STORED ROWS ->
»»

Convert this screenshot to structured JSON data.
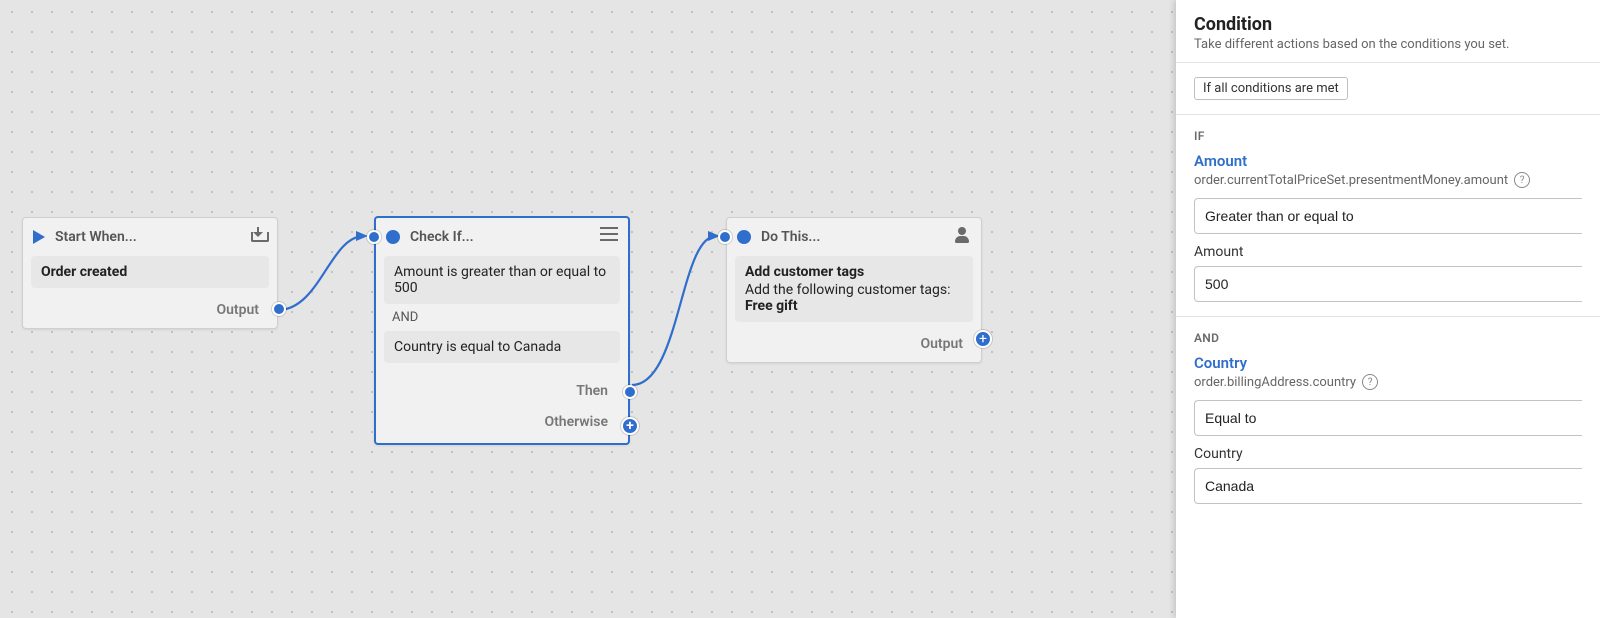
{
  "nodes": {
    "start": {
      "header": "Start When...",
      "trigger": "Order created",
      "output_label": "Output"
    },
    "condition": {
      "header": "Check If...",
      "rule1": "Amount is greater than or equal to 500",
      "join": "AND",
      "rule2": "Country is equal to Canada",
      "then_label": "Then",
      "otherwise_label": "Otherwise"
    },
    "action": {
      "header": "Do This...",
      "title": "Add customer tags",
      "desc": "Add the following customer tags:",
      "tag": "Free gift",
      "output_label": "Output"
    }
  },
  "sidebar": {
    "title": "Condition",
    "subtitle": "Take different actions based on the conditions you set.",
    "match_chip": "If all conditions are met",
    "if_label": "IF",
    "and_label": "AND",
    "cond1": {
      "field_link": "Amount",
      "field_path": "order.currentTotalPriceSet.presentmentMoney.amount",
      "operator": "Greater than or equal to",
      "value_label": "Amount",
      "value": "500"
    },
    "cond2": {
      "field_link": "Country",
      "field_path": "order.billingAddress.country",
      "operator": "Equal to",
      "value_label": "Country",
      "value": "Canada"
    }
  }
}
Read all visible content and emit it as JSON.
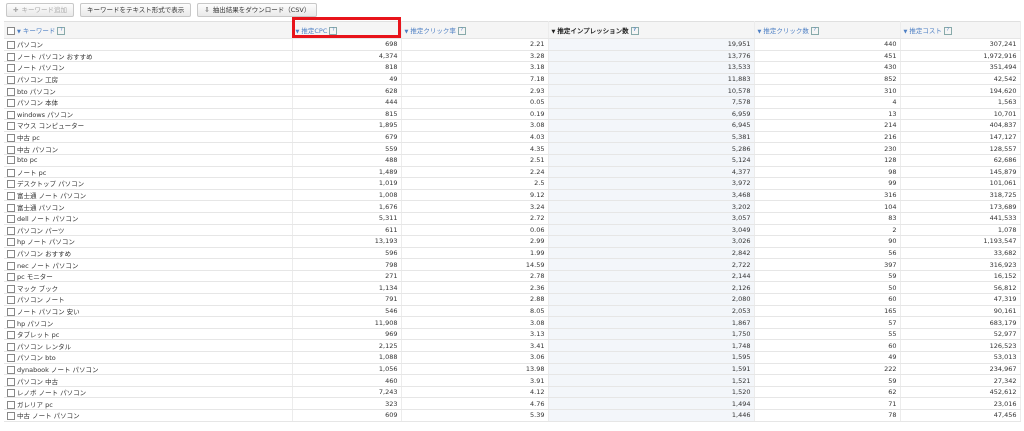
{
  "toolbar": {
    "add_label": "キーワード追加",
    "text_label": "キーワードをテキスト形式で表示",
    "download_label": "抽出結果をダウンロード（CSV）"
  },
  "columns": [
    "キーワード",
    "推定CPC",
    "推定クリック率",
    "推定インプレッション数",
    "推定クリック数",
    "推定コスト"
  ],
  "rows": [
    [
      "パソコン",
      "698",
      "2.21",
      "19,951",
      "440",
      "307,241"
    ],
    [
      "ノート パソコン おすすめ",
      "4,374",
      "3.28",
      "13,776",
      "451",
      "1,972,916"
    ],
    [
      "ノート パソコン",
      "818",
      "3.18",
      "13,533",
      "430",
      "351,494"
    ],
    [
      "パソコン 工房",
      "49",
      "7.18",
      "11,883",
      "852",
      "42,542"
    ],
    [
      "bto パソコン",
      "628",
      "2.93",
      "10,578",
      "310",
      "194,620"
    ],
    [
      "パソコン 本体",
      "444",
      "0.05",
      "7,578",
      "4",
      "1,563"
    ],
    [
      "windows パソコン",
      "815",
      "0.19",
      "6,959",
      "13",
      "10,701"
    ],
    [
      "マウス コンピューター",
      "1,895",
      "3.08",
      "6,945",
      "214",
      "404,837"
    ],
    [
      "中古 pc",
      "679",
      "4.03",
      "5,381",
      "216",
      "147,127"
    ],
    [
      "中古 パソコン",
      "559",
      "4.35",
      "5,286",
      "230",
      "128,557"
    ],
    [
      "bto pc",
      "488",
      "2.51",
      "5,124",
      "128",
      "62,686"
    ],
    [
      "ノート pc",
      "1,489",
      "2.24",
      "4,377",
      "98",
      "145,879"
    ],
    [
      "デスクトップ パソコン",
      "1,019",
      "2.5",
      "3,972",
      "99",
      "101,061"
    ],
    [
      "富士通 ノート パソコン",
      "1,008",
      "9.12",
      "3,468",
      "316",
      "318,725"
    ],
    [
      "富士通 パソコン",
      "1,676",
      "3.24",
      "3,202",
      "104",
      "173,689"
    ],
    [
      "dell ノート パソコン",
      "5,311",
      "2.72",
      "3,057",
      "83",
      "441,533"
    ],
    [
      "パソコン パーツ",
      "611",
      "0.06",
      "3,049",
      "2",
      "1,078"
    ],
    [
      "hp ノート パソコン",
      "13,193",
      "2.99",
      "3,026",
      "90",
      "1,193,547"
    ],
    [
      "パソコン おすすめ",
      "596",
      "1.99",
      "2,842",
      "56",
      "33,682"
    ],
    [
      "nec ノート パソコン",
      "798",
      "14.59",
      "2,722",
      "397",
      "316,923"
    ],
    [
      "pc モニター",
      "271",
      "2.78",
      "2,144",
      "59",
      "16,152"
    ],
    [
      "マック ブック",
      "1,134",
      "2.36",
      "2,126",
      "50",
      "56,812"
    ],
    [
      "パソコン ノート",
      "791",
      "2.88",
      "2,080",
      "60",
      "47,319"
    ],
    [
      "ノート パソコン 安い",
      "546",
      "8.05",
      "2,053",
      "165",
      "90,161"
    ],
    [
      "hp パソコン",
      "11,908",
      "3.08",
      "1,867",
      "57",
      "683,179"
    ],
    [
      "タブレット pc",
      "969",
      "3.13",
      "1,750",
      "55",
      "52,977"
    ],
    [
      "パソコン レンタル",
      "2,125",
      "3.41",
      "1,748",
      "60",
      "126,523"
    ],
    [
      "パソコン bto",
      "1,088",
      "3.06",
      "1,595",
      "49",
      "53,013"
    ],
    [
      "dynabook ノート パソコン",
      "1,056",
      "13.98",
      "1,591",
      "222",
      "234,967"
    ],
    [
      "パソコン 中古",
      "460",
      "3.91",
      "1,521",
      "59",
      "27,342"
    ],
    [
      "レノボ ノート パソコン",
      "7,243",
      "4.12",
      "1,520",
      "62",
      "452,612"
    ],
    [
      "ガレリア pc",
      "323",
      "4.76",
      "1,494",
      "71",
      "23,016"
    ],
    [
      "中古 ノート パソコン",
      "609",
      "5.39",
      "1,446",
      "78",
      "47,456"
    ]
  ]
}
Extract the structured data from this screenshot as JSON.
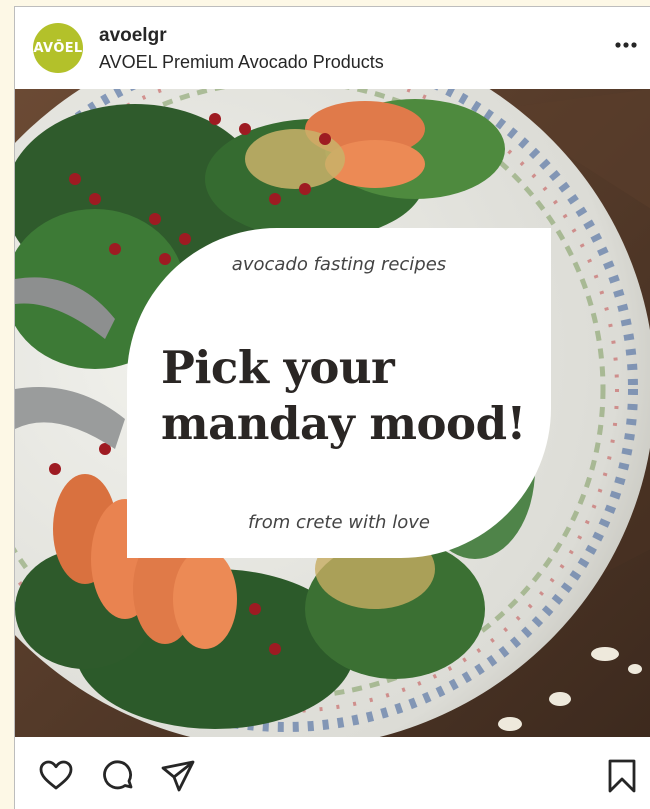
{
  "post": {
    "username": "avoelgr",
    "account_name": "AVOEL Premium Avocado Products",
    "avatar_text": "AVŌEL",
    "avatar_color": "#b3c12a",
    "more_icon": "more-horizontal-icon"
  },
  "image_card": {
    "kicker": "avocado fasting recipes",
    "headline_line1": "Pick your",
    "headline_line2": "manday mood!",
    "footer": "from crete with love"
  },
  "actions": {
    "icons": [
      "heart-icon",
      "comment-icon",
      "share-icon",
      "bookmark-icon"
    ]
  }
}
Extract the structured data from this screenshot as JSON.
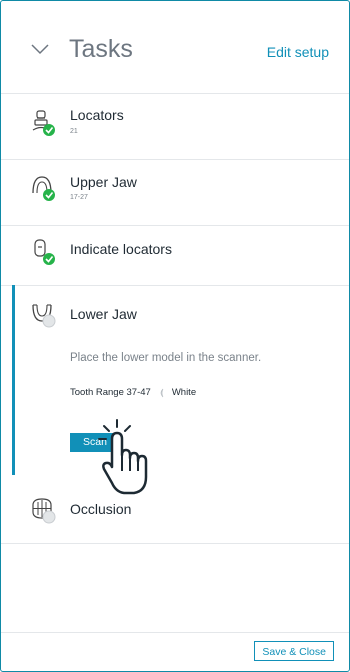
{
  "header": {
    "title": "Tasks",
    "edit_setup_label": "Edit setup"
  },
  "tasks": [
    {
      "label": "Locators",
      "sub": "21",
      "status": "done",
      "icon": "locator-icon"
    },
    {
      "label": "Upper Jaw",
      "sub": "17-27",
      "status": "done",
      "icon": "upper-jaw-icon"
    },
    {
      "label": "Indicate locators",
      "sub": "",
      "status": "done",
      "icon": "indicate-locators-icon"
    },
    {
      "label": "Lower Jaw",
      "sub": "",
      "status": "pending",
      "icon": "lower-jaw-icon",
      "description": "Place the lower model in the scanner.",
      "tooth_range": "Tooth Range 37-47",
      "color_label": "White",
      "scan_label": "Scan"
    },
    {
      "label": "Occlusion",
      "sub": "",
      "status": "pending",
      "icon": "occlusion-icon"
    }
  ],
  "footer": {
    "save_close_label": "Save & Close"
  },
  "colors": {
    "accent": "#1190b8",
    "done": "#26b34a",
    "pending": "#c9cdd1"
  }
}
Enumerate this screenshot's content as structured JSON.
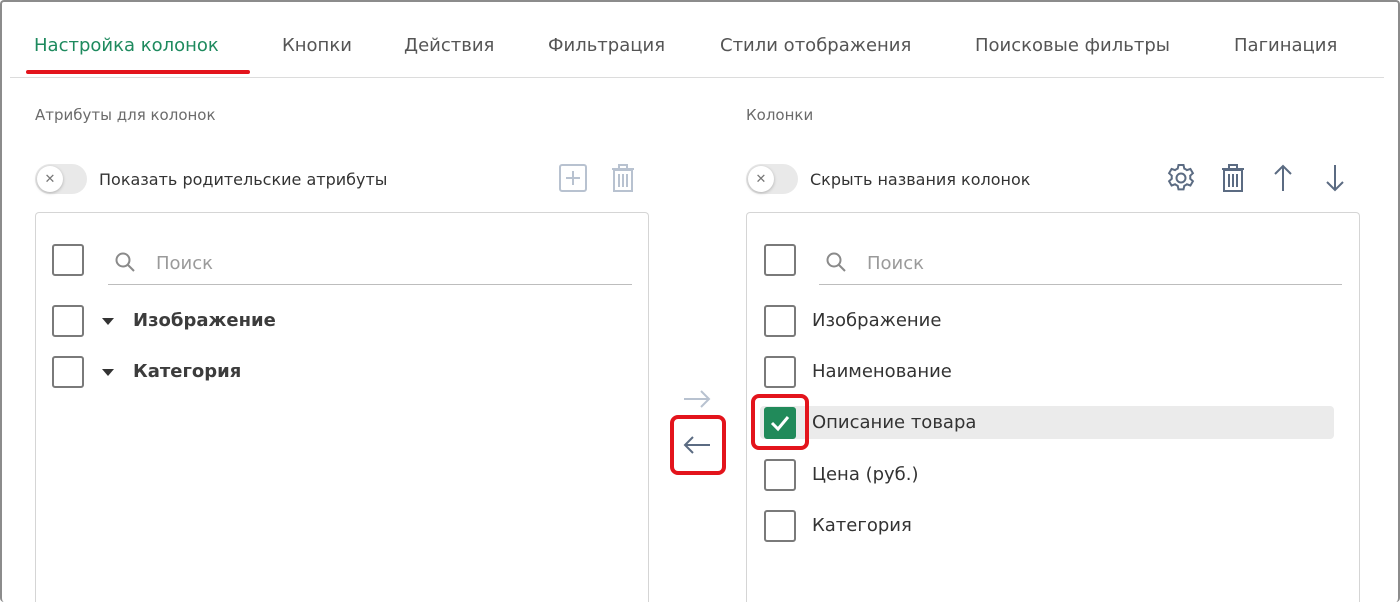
{
  "tabs": [
    {
      "label": "Настройка колонок",
      "active": true
    },
    {
      "label": "Кнопки"
    },
    {
      "label": "Действия"
    },
    {
      "label": "Фильтрация"
    },
    {
      "label": "Стили отображения"
    },
    {
      "label": "Поисковые фильтры"
    },
    {
      "label": "Пагинация"
    }
  ],
  "left": {
    "title": "Атрибуты для колонок",
    "toggle_label": "Показать родительские атрибуты",
    "toggle_on": false,
    "toolbar_icons": [
      "add-icon",
      "trash-icon"
    ],
    "search_placeholder": "Поиск",
    "items": [
      {
        "label": "Изображение",
        "expandable": true,
        "checked": false
      },
      {
        "label": "Категория",
        "expandable": true,
        "checked": false
      }
    ]
  },
  "right": {
    "title": "Колонки",
    "toggle_label": "Скрыть названия колонок",
    "toggle_on": false,
    "toolbar_icons": [
      "gear-icon",
      "trash-icon",
      "arrow-up-icon",
      "arrow-down-icon"
    ],
    "search_placeholder": "Поиск",
    "items": [
      {
        "label": "Изображение",
        "checked": false
      },
      {
        "label": "Наименование",
        "checked": false
      },
      {
        "label": "Описание товара",
        "checked": true,
        "selected": true
      },
      {
        "label": "Цена (руб.)",
        "checked": false
      },
      {
        "label": "Категория",
        "checked": false
      }
    ]
  },
  "transfer": {
    "move_right_icon": "arrow-right-icon",
    "move_left_icon": "arrow-left-icon"
  },
  "colors": {
    "accent": "#1e8a5e",
    "checkbox_checked": "#218a5a",
    "highlight_annotation": "#e3141c",
    "icon": "#5b6b82",
    "icon_disabled": "#b8c2d0"
  }
}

««

AIM -> Pick out all the lines with the word "true" in them and copy them.

CORRECT ANSWER ->
      "active": true
        "expandable": true,
        "expandable": true,
        "checked": true,
        "selected": true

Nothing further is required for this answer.